--- Exercise directions ---
Write every record out again exactly as given.

══ Data

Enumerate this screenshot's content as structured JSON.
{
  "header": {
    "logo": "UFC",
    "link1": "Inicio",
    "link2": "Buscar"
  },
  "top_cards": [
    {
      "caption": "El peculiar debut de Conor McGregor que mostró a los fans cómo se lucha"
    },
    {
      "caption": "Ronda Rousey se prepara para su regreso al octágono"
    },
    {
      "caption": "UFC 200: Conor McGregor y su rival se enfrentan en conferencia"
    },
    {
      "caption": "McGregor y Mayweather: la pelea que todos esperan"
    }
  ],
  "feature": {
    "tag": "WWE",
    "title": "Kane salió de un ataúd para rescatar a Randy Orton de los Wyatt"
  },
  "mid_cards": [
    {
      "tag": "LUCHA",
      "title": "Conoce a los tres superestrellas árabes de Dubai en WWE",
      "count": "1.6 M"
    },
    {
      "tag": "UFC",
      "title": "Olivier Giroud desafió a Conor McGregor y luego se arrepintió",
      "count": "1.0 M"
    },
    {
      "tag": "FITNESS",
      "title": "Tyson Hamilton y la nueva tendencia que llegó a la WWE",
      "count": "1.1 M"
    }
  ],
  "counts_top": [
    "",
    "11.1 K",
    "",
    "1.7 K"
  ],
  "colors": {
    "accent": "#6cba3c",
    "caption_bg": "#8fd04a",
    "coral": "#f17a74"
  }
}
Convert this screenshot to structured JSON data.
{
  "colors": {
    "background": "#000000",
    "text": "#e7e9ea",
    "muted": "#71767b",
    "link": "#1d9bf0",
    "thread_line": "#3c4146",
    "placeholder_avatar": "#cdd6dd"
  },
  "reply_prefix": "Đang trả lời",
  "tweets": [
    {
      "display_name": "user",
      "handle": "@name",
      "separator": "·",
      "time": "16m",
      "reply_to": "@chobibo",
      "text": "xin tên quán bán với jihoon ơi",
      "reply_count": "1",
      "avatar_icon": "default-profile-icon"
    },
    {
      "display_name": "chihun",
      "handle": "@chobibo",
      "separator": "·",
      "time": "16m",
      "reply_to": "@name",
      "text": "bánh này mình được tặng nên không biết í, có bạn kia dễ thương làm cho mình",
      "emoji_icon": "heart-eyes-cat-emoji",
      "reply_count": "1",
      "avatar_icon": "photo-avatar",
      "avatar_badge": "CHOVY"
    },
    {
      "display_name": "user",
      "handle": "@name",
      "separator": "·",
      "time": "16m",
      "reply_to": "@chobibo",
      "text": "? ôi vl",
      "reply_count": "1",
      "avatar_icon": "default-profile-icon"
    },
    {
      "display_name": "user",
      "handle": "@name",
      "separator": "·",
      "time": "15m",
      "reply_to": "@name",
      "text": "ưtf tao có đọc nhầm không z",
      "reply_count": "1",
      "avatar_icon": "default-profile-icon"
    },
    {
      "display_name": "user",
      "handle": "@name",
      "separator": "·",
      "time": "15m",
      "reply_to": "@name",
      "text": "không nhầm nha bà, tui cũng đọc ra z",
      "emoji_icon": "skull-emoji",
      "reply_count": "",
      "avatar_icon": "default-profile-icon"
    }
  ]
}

════

--- Result below ---
Enumerate this screenshot's content as structured JSON.
{
  "header": {
    "logo": "UFC",
    "link1": "Inicio",
    "link2": "Buscar"
  },
  "top_cards": [
    {
      "caption": "El peculiar debut de Conor McGregor que mostró a los fans cómo se lucha"
    },
    {
      "caption": "Ronda Rousey se prepara para su regreso al octágono"
    },
    {
      "caption": "UFC 200: Conor McGregor y su rival se enfrentan en conferencia"
    },
    {
      "caption": "McGregor y Mayweather: la pelea que todos esperan"
    }
  ],
  "feature": {
    "tag": "WWE",
    "title": "Kane salió de un ataúd para rescatar a Randy Orton de los Wyatt"
  },
  "mid_cards": [
    {
      "tag": "LUCHA",
      "title": "Conoce a los tres superestrellas árabes de Dubai en WWE",
      "count": "1.6 M"
    },
    {
      "tag": "UFC",
      "title": "Olivier Giroud desafió a Conor McGregor y luego se arrepintió",
      "count": "1.0 M"
    },
    {
      "tag": "FITNESS",
      "title": "Tyson Hamilton y la nueva tendencia que llegó a la WWE",
      "count": "1.1 M"
    }
  ],
  "counts_top": [
    "",
    "11.1 K",
    "",
    "1.7 K"
  ],
  "colors": {
    "accent": "#6cba3c",
    "caption_bg": "#8fd04a",
    "coral": "#f17a74"
  }
}
Convert this screenshot to structured JSON data.
{
  "colors": {
    "background": "#000000",
    "text": "#e7e9ea",
    "muted": "#71767b",
    "link": "#1d9bf0",
    "thread_line": "#3c4146",
    "placeholder_avatar": "#cdd6dd"
  },
  "reply_prefix": "Đang trả lời",
  "tweets": [
    {
      "display_name": "user",
      "handle": "@name",
      "separator": "·",
      "time": "16m",
      "reply_to": "@chobibo",
      "text": "xin tên quán bán với jihoon ơi",
      "reply_count": "1",
      "avatar_icon": "default-profile-icon"
    },
    {
      "display_name": "chihun",
      "handle": "@chobibo",
      "separator": "·",
      "time": "16m",
      "reply_to": "@name",
      "text": "bánh này mình được tặng nên không biết í, có bạn kia dễ thương làm cho mình",
      "emoji_icon": "heart-eyes-cat-emoji",
      "reply_count": "1",
      "avatar_icon": "photo-avatar",
      "avatar_badge": "CHOVY"
    },
    {
      "display_name": "user",
      "handle": "@name",
      "separator": "·",
      "time": "16m",
      "reply_to": "@chobibo",
      "text": "? ôi vl",
      "reply_count": "1",
      "avatar_icon": "default-profile-icon"
    },
    {
      "display_name": "user",
      "handle": "@name",
      "separator": "·",
      "time": "15m",
      "reply_to": "@name",
      "text": "ưtf tao có đọc nhầm không z",
      "reply_count": "1",
      "avatar_icon": "default-profile-icon"
    },
    {
      "display_name": "user",
      "handle": "@name",
      "separator": "·",
      "time": "15m",
      "reply_to": "@name",
      "text": "không nhầm nha bà, tui cũng đọc ra z",
      "emoji_icon": "skull-emoji",
      "reply_count": "",
      "avatar_icon": "default-profile-icon"
    }
  ]
}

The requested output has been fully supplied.